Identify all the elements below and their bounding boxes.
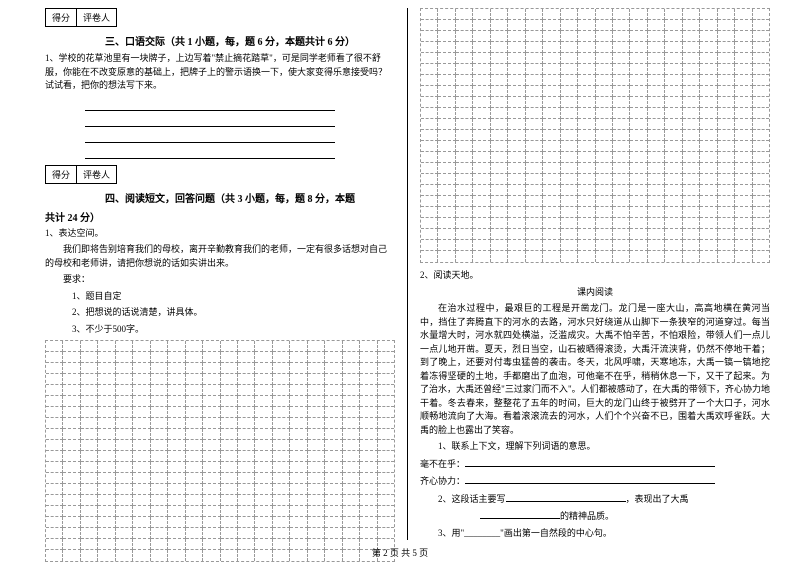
score-box-1: 得分 评卷人 [45, 8, 117, 27]
req-2: 2、把想说的话说清楚，讲具体。 [72, 306, 395, 320]
writing-grid-right [420, 8, 770, 263]
reviewer-label: 评卷人 [77, 166, 116, 183]
score-label: 得分 [46, 9, 77, 26]
word2-label: 齐心协力： [420, 476, 465, 486]
score-box-2: 得分 评卷人 [45, 165, 117, 184]
word2-row: 齐心协力： [420, 474, 770, 489]
q4-1-intro: 我们即将告别培育我们的母校，离开辛勤教育我们的老师，一定有很多话想对自己的母校和… [45, 243, 395, 270]
page-container: 得分 评卷人 三、口语交际（共 1 小题，每，题 6 分，本题共计 6 分） 1… [0, 0, 800, 540]
reading-subtitle: 课内阅读 [420, 286, 770, 300]
line [85, 147, 335, 159]
q3-1-text: 1、学校的花草池里有一块牌子，上边写着"禁止摘花踏草"，可是同学老师看了很不舒服… [45, 52, 395, 93]
sub-q2-b: ，表现出了大禹 [626, 494, 689, 504]
word1-label: 毫不在乎： [420, 459, 465, 469]
q4-1-label: 1、表达空间。 [45, 227, 395, 241]
req-3: 3、不少于500字。 [72, 323, 395, 337]
blank [506, 492, 626, 502]
line [85, 99, 335, 111]
blank [465, 457, 715, 467]
q2-label: 2、阅读天地。 [420, 269, 770, 283]
writing-grid-left [45, 340, 395, 562]
left-column: 得分 评卷人 三、口语交际（共 1 小题，每，题 6 分，本题共计 6 分） 1… [45, 8, 407, 540]
blank [465, 474, 715, 484]
section-4-title-cont: 共计 24 分） [45, 209, 395, 224]
sub-q1: 1、联系上下文，理解下列词语的意思。 [420, 440, 770, 454]
line [85, 115, 335, 127]
sub-q2-row2: 的精神品质。 [420, 509, 770, 524]
right-column: 2、阅读天地。 课内阅读 在治水过程中，最艰巨的工程是开凿龙门。龙门是一座大山，… [407, 8, 770, 540]
section-3-title: 三、口语交际（共 1 小题，每，题 6 分，本题共计 6 分） [105, 33, 395, 48]
sub-q2-c: 的精神品质。 [560, 511, 614, 521]
sub-q2-row: 2、这段话主要写 ，表现出了大禹 [420, 492, 770, 507]
section-4-title: 四、阅读短文，回答问题（共 3 小题，每，题 8 分，本题 [105, 190, 395, 205]
line [85, 131, 335, 143]
req-1: 1、题目自定 [72, 290, 395, 304]
reading-passage: 在治水过程中，最艰巨的工程是开凿龙门。龙门是一座大山，高高地横在黄河当中，挡住了… [420, 302, 770, 437]
sub-q2-a: 2、这段话主要写 [438, 494, 506, 504]
page-footer: 第 2 页 共 5 页 [0, 546, 800, 559]
req-label: 要求： [45, 273, 395, 287]
answer-lines-1 [85, 99, 395, 159]
reviewer-label: 评卷人 [77, 9, 116, 26]
word1-row: 毫不在乎： [420, 457, 770, 472]
blank [480, 509, 560, 519]
sub-q3: 3、用"________"画出第一自然段的中心句。 [420, 527, 770, 541]
score-label: 得分 [46, 166, 77, 183]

#####

[Goal of the exercise] Rewrite the records above with every "blank" changed to "gap" and everything else kept the same, leaving out the picture.

[The response]
Identify all the elements below and their bounding boxes.
score-box-1: 得分 评卷人 [45, 8, 117, 27]
req-2: 2、把想说的话说清楚，讲具体。 [72, 306, 395, 320]
writing-grid-right [420, 8, 770, 263]
reviewer-label: 评卷人 [77, 166, 116, 183]
score-label: 得分 [46, 9, 77, 26]
word2-label: 齐心协力： [420, 476, 465, 486]
score-box-2: 得分 评卷人 [45, 165, 117, 184]
word2-row: 齐心协力： [420, 474, 770, 489]
q4-1-intro: 我们即将告别培育我们的母校，离开辛勤教育我们的老师，一定有很多话想对自己的母校和… [45, 243, 395, 270]
page-container: 得分 评卷人 三、口语交际（共 1 小题，每，题 6 分，本题共计 6 分） 1… [0, 0, 800, 540]
reading-subtitle: 课内阅读 [420, 286, 770, 300]
line [85, 147, 335, 159]
q3-1-text: 1、学校的花草池里有一块牌子，上边写着"禁止摘花踏草"，可是同学老师看了很不舒服… [45, 52, 395, 93]
sub-q2-b: ，表现出了大禹 [626, 494, 689, 504]
word1-label: 毫不在乎： [420, 459, 465, 469]
q4-1-label: 1、表达空间。 [45, 227, 395, 241]
req-3: 3、不少于500字。 [72, 323, 395, 337]
gap [506, 492, 626, 502]
line [85, 99, 335, 111]
gap [465, 457, 715, 467]
q2-label: 2、阅读天地。 [420, 269, 770, 283]
writing-grid-left [45, 340, 395, 562]
left-column: 得分 评卷人 三、口语交际（共 1 小题，每，题 6 分，本题共计 6 分） 1… [45, 8, 407, 540]
gap [465, 474, 715, 484]
section-4-title-cont: 共计 24 分） [45, 209, 395, 224]
sub-q1: 1、联系上下文，理解下列词语的意思。 [420, 440, 770, 454]
line [85, 115, 335, 127]
sub-q2-row2: 的精神品质。 [420, 509, 770, 524]
right-column: 2、阅读天地。 课内阅读 在治水过程中，最艰巨的工程是开凿龙门。龙门是一座大山，… [407, 8, 770, 540]
section-3-title: 三、口语交际（共 1 小题，每，题 6 分，本题共计 6 分） [105, 33, 395, 48]
sub-q2-c: 的精神品质。 [560, 511, 614, 521]
sub-q2-row: 2、这段话主要写 ，表现出了大禹 [420, 492, 770, 507]
section-4-title: 四、阅读短文，回答问题（共 3 小题，每，题 8 分，本题 [105, 190, 395, 205]
line [85, 131, 335, 143]
req-1: 1、题目自定 [72, 290, 395, 304]
reading-passage: 在治水过程中，最艰巨的工程是开凿龙门。龙门是一座大山，高高地横在黄河当中，挡住了… [420, 302, 770, 437]
sub-q2-a: 2、这段话主要写 [438, 494, 506, 504]
page-footer: 第 2 页 共 5 页 [0, 546, 800, 559]
req-label: 要求： [45, 273, 395, 287]
answer-lines-1 [85, 99, 395, 159]
reviewer-label: 评卷人 [77, 9, 116, 26]
word1-row: 毫不在乎： [420, 457, 770, 472]
gap [480, 509, 560, 519]
sub-q3: 3、用"________"画出第一自然段的中心句。 [420, 527, 770, 541]
score-label: 得分 [46, 166, 77, 183]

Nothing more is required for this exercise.